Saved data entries
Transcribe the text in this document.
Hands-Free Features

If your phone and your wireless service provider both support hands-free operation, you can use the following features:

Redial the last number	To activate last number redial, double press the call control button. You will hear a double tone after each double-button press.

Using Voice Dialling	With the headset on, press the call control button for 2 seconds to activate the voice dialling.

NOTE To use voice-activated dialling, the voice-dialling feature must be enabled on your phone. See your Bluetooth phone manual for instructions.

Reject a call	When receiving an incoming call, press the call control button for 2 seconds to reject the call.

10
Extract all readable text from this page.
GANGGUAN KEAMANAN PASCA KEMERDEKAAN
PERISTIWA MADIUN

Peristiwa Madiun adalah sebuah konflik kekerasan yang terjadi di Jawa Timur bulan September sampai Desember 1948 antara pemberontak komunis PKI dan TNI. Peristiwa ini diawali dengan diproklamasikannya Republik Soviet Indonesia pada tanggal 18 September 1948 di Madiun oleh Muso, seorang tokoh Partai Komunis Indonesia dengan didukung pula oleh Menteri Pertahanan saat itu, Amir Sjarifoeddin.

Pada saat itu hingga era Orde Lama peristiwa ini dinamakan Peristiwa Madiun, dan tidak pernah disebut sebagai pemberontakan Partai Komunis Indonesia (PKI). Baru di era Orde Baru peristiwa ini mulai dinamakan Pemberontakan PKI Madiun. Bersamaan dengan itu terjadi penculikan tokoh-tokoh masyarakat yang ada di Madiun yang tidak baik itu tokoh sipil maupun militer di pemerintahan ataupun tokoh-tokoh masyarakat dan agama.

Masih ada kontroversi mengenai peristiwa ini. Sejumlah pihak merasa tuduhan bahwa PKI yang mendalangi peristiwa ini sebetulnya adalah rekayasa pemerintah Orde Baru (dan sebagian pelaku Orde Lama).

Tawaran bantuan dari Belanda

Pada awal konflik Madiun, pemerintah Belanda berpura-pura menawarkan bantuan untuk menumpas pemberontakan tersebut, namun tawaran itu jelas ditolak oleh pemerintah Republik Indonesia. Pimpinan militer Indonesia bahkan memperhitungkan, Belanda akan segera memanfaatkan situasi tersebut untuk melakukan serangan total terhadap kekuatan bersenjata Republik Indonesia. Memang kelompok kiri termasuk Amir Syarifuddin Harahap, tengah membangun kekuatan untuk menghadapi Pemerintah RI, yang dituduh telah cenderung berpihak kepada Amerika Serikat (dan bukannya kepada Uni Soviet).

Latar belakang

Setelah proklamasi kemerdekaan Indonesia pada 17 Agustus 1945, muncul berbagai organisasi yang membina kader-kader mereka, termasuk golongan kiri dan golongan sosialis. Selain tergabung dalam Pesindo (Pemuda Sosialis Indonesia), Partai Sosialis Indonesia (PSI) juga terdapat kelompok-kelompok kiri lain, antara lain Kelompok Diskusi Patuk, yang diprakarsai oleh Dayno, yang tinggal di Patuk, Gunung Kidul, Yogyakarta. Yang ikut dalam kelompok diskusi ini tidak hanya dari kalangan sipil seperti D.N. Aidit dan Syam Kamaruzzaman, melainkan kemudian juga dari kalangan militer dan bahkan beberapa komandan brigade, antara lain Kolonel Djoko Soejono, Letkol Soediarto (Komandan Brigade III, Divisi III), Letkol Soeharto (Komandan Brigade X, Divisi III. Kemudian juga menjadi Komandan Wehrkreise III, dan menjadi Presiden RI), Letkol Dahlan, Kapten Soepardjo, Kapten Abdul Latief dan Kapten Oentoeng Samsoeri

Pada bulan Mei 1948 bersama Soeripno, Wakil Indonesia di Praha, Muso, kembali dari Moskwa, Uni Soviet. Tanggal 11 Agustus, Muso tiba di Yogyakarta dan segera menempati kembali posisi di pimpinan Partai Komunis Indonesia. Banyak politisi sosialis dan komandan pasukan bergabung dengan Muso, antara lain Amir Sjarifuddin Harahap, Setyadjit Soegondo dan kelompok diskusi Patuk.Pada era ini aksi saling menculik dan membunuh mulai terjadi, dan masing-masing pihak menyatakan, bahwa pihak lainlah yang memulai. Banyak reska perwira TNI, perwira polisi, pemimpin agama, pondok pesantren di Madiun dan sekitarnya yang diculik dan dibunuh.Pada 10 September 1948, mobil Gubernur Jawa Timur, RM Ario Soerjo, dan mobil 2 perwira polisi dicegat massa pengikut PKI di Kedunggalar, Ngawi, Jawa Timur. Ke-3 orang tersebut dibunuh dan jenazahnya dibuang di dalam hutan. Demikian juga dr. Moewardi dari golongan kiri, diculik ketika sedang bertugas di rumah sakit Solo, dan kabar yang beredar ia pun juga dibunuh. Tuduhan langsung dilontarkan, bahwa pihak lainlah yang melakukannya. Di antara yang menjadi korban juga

• TASK INSTRUCTIONS: Select and copy every line of the material that holds the string "text".

• FINISHED ANSWER:
Transcribe the text in this document.
Extract all readable text from this page.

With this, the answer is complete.